— BEGIN Recorded information —

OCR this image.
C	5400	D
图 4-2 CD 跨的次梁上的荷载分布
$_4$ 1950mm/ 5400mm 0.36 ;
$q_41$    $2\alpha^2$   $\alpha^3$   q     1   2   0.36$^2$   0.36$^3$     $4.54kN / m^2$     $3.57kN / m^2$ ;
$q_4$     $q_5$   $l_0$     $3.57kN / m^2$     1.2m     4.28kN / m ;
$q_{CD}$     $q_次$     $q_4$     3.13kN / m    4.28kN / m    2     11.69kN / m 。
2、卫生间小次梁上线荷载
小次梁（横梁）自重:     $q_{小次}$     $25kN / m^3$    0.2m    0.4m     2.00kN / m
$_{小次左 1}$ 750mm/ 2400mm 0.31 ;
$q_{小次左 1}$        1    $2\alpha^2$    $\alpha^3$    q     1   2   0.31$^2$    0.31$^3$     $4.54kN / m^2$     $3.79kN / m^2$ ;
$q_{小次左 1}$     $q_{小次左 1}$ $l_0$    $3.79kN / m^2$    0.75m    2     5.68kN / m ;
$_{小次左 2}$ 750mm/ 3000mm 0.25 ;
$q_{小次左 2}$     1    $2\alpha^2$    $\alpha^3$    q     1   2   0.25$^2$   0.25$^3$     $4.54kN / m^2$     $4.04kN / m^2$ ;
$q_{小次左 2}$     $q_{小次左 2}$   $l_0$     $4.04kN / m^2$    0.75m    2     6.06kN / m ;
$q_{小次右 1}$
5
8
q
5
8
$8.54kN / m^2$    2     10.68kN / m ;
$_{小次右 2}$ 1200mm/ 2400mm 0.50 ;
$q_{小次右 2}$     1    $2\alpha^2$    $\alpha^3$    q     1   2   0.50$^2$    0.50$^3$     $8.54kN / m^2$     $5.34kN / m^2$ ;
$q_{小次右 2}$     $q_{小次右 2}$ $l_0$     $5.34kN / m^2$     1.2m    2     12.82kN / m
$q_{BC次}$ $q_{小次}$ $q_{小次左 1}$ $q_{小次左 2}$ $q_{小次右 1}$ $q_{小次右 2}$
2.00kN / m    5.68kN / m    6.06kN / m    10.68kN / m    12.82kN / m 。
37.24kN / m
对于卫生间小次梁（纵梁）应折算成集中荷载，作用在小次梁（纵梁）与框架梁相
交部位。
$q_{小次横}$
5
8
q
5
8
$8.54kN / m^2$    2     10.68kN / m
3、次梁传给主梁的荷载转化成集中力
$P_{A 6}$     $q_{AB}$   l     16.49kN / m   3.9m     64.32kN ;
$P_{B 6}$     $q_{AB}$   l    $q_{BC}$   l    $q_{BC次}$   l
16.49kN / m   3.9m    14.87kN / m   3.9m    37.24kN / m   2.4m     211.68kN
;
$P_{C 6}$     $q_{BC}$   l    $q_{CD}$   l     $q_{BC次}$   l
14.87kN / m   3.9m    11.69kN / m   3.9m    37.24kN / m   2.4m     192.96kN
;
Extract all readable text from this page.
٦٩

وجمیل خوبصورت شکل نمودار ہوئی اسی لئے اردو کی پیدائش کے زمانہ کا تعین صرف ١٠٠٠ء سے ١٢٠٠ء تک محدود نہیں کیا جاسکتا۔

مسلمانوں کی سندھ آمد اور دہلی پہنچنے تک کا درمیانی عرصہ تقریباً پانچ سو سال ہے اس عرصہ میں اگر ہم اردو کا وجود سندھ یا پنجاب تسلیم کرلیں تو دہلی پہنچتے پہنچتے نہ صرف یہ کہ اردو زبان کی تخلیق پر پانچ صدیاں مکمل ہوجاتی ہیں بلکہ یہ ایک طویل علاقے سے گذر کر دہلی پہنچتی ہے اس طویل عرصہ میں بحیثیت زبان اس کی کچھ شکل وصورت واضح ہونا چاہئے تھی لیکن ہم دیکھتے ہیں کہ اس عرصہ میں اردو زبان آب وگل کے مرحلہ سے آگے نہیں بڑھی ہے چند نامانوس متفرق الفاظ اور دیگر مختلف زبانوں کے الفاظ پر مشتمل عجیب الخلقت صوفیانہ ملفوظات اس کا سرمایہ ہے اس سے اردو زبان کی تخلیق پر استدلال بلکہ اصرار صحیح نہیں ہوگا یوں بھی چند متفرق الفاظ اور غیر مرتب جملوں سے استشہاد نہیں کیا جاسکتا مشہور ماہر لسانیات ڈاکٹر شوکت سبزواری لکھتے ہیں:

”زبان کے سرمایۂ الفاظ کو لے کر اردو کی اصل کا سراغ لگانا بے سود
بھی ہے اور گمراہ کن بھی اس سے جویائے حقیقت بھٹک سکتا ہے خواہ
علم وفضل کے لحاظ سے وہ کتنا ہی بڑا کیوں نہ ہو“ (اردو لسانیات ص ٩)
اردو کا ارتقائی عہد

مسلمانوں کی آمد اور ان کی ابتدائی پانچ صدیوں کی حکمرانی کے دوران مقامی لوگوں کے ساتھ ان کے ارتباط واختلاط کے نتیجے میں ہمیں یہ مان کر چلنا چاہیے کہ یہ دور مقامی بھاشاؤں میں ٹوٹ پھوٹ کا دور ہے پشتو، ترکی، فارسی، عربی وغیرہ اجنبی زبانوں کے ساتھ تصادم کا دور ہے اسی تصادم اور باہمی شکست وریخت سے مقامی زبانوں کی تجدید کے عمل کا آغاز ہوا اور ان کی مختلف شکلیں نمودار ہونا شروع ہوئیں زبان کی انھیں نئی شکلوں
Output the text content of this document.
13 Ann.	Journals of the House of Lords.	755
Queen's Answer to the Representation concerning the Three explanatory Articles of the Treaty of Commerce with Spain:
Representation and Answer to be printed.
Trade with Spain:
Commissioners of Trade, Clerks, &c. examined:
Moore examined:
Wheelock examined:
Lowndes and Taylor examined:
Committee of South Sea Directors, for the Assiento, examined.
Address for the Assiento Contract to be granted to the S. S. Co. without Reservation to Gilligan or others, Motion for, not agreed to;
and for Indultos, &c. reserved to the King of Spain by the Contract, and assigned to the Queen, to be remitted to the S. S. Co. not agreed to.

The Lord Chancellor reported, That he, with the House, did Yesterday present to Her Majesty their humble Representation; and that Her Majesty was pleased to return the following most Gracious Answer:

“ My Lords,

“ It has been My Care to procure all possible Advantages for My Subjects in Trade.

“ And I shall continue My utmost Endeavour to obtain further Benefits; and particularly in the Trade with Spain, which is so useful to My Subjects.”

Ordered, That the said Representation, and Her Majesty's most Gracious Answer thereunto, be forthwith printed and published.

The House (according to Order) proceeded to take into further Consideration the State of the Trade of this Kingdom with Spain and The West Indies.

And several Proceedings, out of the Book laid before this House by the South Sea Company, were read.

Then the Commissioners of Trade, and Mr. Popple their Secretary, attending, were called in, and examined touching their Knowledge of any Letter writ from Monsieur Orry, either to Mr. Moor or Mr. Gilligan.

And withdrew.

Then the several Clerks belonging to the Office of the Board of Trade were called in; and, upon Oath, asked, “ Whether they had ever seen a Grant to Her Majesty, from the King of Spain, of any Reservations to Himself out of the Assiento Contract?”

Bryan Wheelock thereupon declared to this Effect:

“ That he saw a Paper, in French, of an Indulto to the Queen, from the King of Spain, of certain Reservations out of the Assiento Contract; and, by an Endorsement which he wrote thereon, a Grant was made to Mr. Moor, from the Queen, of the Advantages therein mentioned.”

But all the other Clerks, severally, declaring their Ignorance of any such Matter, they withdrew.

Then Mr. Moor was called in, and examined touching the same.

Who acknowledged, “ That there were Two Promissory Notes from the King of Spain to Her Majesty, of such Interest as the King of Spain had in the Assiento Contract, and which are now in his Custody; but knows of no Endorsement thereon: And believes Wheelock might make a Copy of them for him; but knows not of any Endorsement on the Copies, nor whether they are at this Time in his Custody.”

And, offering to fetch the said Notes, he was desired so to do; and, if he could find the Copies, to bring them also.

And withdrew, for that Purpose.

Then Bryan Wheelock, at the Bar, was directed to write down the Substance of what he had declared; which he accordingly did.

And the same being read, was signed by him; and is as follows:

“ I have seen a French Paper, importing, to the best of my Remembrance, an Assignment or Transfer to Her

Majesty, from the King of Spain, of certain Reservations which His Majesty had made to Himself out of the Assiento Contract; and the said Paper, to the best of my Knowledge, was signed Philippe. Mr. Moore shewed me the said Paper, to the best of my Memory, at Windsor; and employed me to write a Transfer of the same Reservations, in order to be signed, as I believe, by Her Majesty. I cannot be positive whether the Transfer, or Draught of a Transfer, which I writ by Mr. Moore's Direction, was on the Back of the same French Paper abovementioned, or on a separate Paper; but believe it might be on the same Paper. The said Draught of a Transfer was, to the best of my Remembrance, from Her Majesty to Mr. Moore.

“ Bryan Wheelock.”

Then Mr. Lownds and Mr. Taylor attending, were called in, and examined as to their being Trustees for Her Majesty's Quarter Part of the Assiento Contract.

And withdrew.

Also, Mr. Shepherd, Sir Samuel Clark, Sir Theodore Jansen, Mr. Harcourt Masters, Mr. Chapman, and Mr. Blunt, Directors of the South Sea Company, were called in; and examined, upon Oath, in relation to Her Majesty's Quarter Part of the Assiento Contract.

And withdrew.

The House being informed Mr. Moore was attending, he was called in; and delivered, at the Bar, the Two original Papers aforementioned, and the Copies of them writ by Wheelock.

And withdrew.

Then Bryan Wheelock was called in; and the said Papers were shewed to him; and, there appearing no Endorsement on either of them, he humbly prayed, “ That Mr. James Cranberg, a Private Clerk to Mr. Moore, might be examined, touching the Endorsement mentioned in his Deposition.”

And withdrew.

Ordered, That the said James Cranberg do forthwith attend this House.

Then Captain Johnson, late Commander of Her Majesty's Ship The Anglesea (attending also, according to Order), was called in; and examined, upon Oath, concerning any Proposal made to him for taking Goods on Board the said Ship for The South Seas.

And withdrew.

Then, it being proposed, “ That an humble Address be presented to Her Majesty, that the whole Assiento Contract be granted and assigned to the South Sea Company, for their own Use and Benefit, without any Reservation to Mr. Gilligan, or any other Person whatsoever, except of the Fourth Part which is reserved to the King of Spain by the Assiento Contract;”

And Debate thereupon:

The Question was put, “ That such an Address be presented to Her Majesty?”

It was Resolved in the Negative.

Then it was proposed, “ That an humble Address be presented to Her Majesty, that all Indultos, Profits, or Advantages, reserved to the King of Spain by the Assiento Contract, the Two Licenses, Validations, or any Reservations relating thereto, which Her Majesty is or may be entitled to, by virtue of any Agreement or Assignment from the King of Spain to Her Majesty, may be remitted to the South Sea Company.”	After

— END Recorded information —

▸ **What the task requires**:
Every line in the data that holds "نمودار" should be copied out.

▸ **Final result**:
وجمیل خوبصورت شکل نمودار ہوئی اسی لئے اردو کی پیدائش کے زمانہ کا تعین صرف ١٠٠٠ء سے ١٢٠٠ء تک محدود نہیں کیا جاسکتا۔
مسلمانوں کی آمد اور ان کی ابتدائی پانچ صدیوں کی حکمرانی کے دوران مقامی لوگوں کے ساتھ ان کے ارتباط واختلاط کے نتیجے میں ہمیں یہ مان کر چلنا چاہیے کہ یہ دور مقامی بھاشاؤں میں ٹوٹ پھوٹ کا دور ہے پشتو، ترکی، فارسی، عربی وغیرہ اجنبی زبانوں کے ساتھ تصادم کا دور ہے اسی تصادم اور باہمی شکست وریخت سے مقامی زبانوں کی تجدید کے عمل کا آغاز ہوا اور ان کی مختلف شکلیں نمودار ہونا شروع ہوئیں زبان کی انھیں نئی شکلوں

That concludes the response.